_AIM_
Report how many lines include the word "laitteet", and nothing besides that number.

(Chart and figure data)
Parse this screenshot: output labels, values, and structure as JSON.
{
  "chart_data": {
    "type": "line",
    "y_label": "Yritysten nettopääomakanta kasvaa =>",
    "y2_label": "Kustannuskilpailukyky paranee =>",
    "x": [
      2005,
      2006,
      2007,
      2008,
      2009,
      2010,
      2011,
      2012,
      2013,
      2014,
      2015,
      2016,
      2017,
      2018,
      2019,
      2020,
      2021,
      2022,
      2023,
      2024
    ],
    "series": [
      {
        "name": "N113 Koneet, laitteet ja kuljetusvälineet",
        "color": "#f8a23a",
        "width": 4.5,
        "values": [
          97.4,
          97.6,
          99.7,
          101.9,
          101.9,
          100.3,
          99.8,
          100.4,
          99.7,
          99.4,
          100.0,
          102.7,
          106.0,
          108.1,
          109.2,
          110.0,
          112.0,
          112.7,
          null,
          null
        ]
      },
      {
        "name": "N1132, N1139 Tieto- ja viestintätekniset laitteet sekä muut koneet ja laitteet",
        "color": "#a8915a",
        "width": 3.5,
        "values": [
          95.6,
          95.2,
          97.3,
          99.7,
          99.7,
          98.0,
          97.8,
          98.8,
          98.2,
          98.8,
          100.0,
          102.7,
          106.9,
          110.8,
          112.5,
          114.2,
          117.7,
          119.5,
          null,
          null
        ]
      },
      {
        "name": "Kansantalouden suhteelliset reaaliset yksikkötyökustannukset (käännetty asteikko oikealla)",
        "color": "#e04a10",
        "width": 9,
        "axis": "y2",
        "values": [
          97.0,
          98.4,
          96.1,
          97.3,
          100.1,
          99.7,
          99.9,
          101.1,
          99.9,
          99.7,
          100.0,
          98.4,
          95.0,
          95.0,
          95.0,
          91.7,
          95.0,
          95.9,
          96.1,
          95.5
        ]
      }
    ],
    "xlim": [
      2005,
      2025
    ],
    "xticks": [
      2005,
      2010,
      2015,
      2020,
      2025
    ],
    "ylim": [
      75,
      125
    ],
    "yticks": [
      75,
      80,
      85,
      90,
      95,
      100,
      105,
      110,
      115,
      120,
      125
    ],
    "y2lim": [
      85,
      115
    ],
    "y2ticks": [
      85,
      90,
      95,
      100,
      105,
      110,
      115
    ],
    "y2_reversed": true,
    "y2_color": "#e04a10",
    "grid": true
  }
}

_COMPLETE RESPONSE_
2